━━━ Supplied entries

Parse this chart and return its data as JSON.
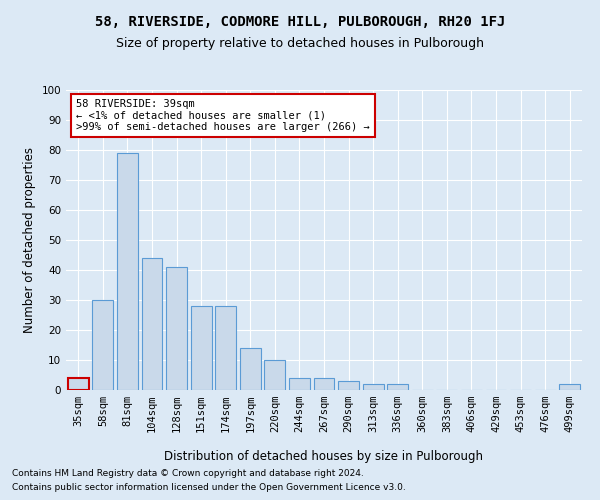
{
  "title": "58, RIVERSIDE, CODMORE HILL, PULBOROUGH, RH20 1FJ",
  "subtitle": "Size of property relative to detached houses in Pulborough",
  "xlabel": "Distribution of detached houses by size in Pulborough",
  "ylabel": "Number of detached properties",
  "categories": [
    "35sqm",
    "58sqm",
    "81sqm",
    "104sqm",
    "128sqm",
    "151sqm",
    "174sqm",
    "197sqm",
    "220sqm",
    "244sqm",
    "267sqm",
    "290sqm",
    "313sqm",
    "336sqm",
    "360sqm",
    "383sqm",
    "406sqm",
    "429sqm",
    "453sqm",
    "476sqm",
    "499sqm"
  ],
  "values": [
    4,
    30,
    79,
    44,
    41,
    28,
    28,
    14,
    10,
    4,
    4,
    3,
    2,
    2,
    0,
    0,
    0,
    0,
    0,
    0,
    2
  ],
  "bar_color": "#c9d9ea",
  "bar_edge_color": "#5b9bd5",
  "highlight_bar_index": 0,
  "highlight_bar_edge_color": "#cc0000",
  "annotation_box_text": "58 RIVERSIDE: 39sqm\n← <1% of detached houses are smaller (1)\n>99% of semi-detached houses are larger (266) →",
  "ylim": [
    0,
    100
  ],
  "yticks": [
    0,
    10,
    20,
    30,
    40,
    50,
    60,
    70,
    80,
    90,
    100
  ],
  "background_color": "#dce9f5",
  "plot_bg_color": "#dce9f5",
  "grid_color": "#ffffff",
  "footer1": "Contains HM Land Registry data © Crown copyright and database right 2024.",
  "footer2": "Contains public sector information licensed under the Open Government Licence v3.0.",
  "title_fontsize": 10,
  "subtitle_fontsize": 9,
  "xlabel_fontsize": 8.5,
  "ylabel_fontsize": 8.5,
  "tick_fontsize": 7.5,
  "annotation_fontsize": 7.5,
  "footer_fontsize": 6.5
}
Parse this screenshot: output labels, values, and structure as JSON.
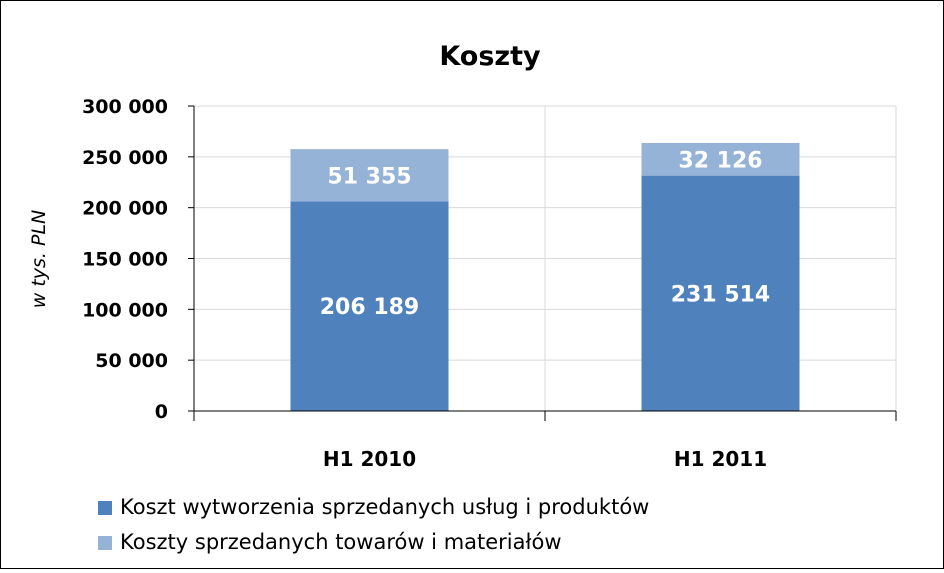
{
  "chart_data": {
    "type": "bar",
    "stacked": true,
    "title": "Koszty",
    "ylabel": "w tys. PLN",
    "xlabel": "",
    "categories": [
      "H1 2010",
      "H1 2011"
    ],
    "ylim": [
      0,
      300000
    ],
    "ytick_values": [
      0,
      50000,
      100000,
      150000,
      200000,
      250000,
      300000
    ],
    "ytick_labels": [
      "0",
      "50 000",
      "100 000",
      "150 000",
      "200 000",
      "250 000",
      "300 000"
    ],
    "grid": true,
    "legend_position": "bottom",
    "series": [
      {
        "name": "Koszt wytworzenia sprzedanych usług i produktów",
        "color": "#4f81bd",
        "values": [
          206189,
          231514
        ],
        "labels": [
          "206 189",
          "231 514"
        ]
      },
      {
        "name": "Koszty sprzedanych towarów i materiałów",
        "color": "#95b3d7",
        "values": [
          51355,
          32126
        ],
        "labels": [
          "51 355",
          "32 126"
        ]
      }
    ]
  }
}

━━━━━━

• What needs to be done
Retype the whole listing exactly and leave the pictures out.

• Worked answer
Parse this chart and return its data as JSON.
{
  "title": "58, RIVERSIDE, CODMORE HILL, PULBOROUGH, RH20 1FJ",
  "subtitle": "Size of property relative to detached houses in Pulborough",
  "xlabel": "Distribution of detached houses by size in Pulborough",
  "ylabel": "Number of detached properties",
  "categories": [
    "35sqm",
    "58sqm",
    "81sqm",
    "104sqm",
    "128sqm",
    "151sqm",
    "174sqm",
    "197sqm",
    "220sqm",
    "244sqm",
    "267sqm",
    "290sqm",
    "313sqm",
    "336sqm",
    "360sqm",
    "383sqm",
    "406sqm",
    "429sqm",
    "453sqm",
    "476sqm",
    "499sqm"
  ],
  "values": [
    4,
    30,
    79,
    44,
    41,
    28,
    28,
    14,
    10,
    4,
    4,
    3,
    2,
    2,
    0,
    0,
    0,
    0,
    0,
    0,
    2
  ],
  "bar_color": "#c9d9ea",
  "bar_edge_color": "#5b9bd5",
  "highlight_bar_index": 0,
  "highlight_bar_edge_color": "#cc0000",
  "annotation_box_text": "58 RIVERSIDE: 39sqm\n← <1% of detached houses are smaller (1)\n>99% of semi-detached houses are larger (266) →",
  "ylim": [
    0,
    100
  ],
  "yticks": [
    0,
    10,
    20,
    30,
    40,
    50,
    60,
    70,
    80,
    90,
    100
  ],
  "background_color": "#dce9f5",
  "plot_bg_color": "#dce9f5",
  "grid_color": "#ffffff",
  "footer1": "Contains HM Land Registry data © Crown copyright and database right 2024.",
  "footer2": "Contains public sector information licensed under the Open Government Licence v3.0.",
  "title_fontsize": 10,
  "subtitle_fontsize": 9,
  "xlabel_fontsize": 8.5,
  "ylabel_fontsize": 8.5,
  "tick_fontsize": 7.5,
  "annotation_fontsize": 7.5,
  "footer_fontsize": 6.5
}
Parse this screenshot: output labels, values, and structure as JSON.
{
  "chart_data": {
    "type": "bar",
    "stacked": true,
    "title": "Koszty",
    "ylabel": "w tys. PLN",
    "xlabel": "",
    "categories": [
      "H1 2010",
      "H1 2011"
    ],
    "ylim": [
      0,
      300000
    ],
    "ytick_values": [
      0,
      50000,
      100000,
      150000,
      200000,
      250000,
      300000
    ],
    "ytick_labels": [
      "0",
      "50 000",
      "100 000",
      "150 000",
      "200 000",
      "250 000",
      "300 000"
    ],
    "grid": true,
    "legend_position": "bottom",
    "series": [
      {
        "name": "Koszt wytworzenia sprzedanych usług i produktów",
        "color": "#4f81bd",
        "values": [
          206189,
          231514
        ],
        "labels": [
          "206 189",
          "231 514"
        ]
      },
      {
        "name": "Koszty sprzedanych towarów i materiałów",
        "color": "#95b3d7",
        "values": [
          51355,
          32126
        ],
        "labels": [
          "51 355",
          "32 126"
        ]
      }
    ]
  }
}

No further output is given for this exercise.